start Records for this task

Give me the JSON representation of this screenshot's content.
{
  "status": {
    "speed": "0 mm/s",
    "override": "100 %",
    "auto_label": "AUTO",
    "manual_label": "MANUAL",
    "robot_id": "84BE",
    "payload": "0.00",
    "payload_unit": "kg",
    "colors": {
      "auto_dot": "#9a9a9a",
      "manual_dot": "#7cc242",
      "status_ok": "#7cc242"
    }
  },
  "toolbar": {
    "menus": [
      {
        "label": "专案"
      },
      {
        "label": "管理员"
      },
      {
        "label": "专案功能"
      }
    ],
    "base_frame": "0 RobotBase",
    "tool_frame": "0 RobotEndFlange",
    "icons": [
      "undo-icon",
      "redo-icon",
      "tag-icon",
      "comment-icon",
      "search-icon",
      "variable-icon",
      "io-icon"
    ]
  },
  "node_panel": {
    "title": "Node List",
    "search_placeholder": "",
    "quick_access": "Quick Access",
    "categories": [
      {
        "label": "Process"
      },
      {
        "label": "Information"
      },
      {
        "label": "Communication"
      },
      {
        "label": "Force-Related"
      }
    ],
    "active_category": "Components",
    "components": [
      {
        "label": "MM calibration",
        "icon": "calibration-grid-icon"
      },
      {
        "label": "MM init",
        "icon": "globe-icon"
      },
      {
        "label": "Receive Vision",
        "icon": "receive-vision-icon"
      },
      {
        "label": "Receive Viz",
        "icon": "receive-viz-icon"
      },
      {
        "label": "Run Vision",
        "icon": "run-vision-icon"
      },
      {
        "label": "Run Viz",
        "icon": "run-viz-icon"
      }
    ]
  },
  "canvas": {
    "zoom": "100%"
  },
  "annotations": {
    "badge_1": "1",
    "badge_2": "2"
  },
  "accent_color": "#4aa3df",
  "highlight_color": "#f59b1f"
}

end Records for this task

What needs to be done: Extract all lines of the records above that include "calibration".

Task response:
        "label": "MM calibration",
        "icon": "calibration-grid-icon"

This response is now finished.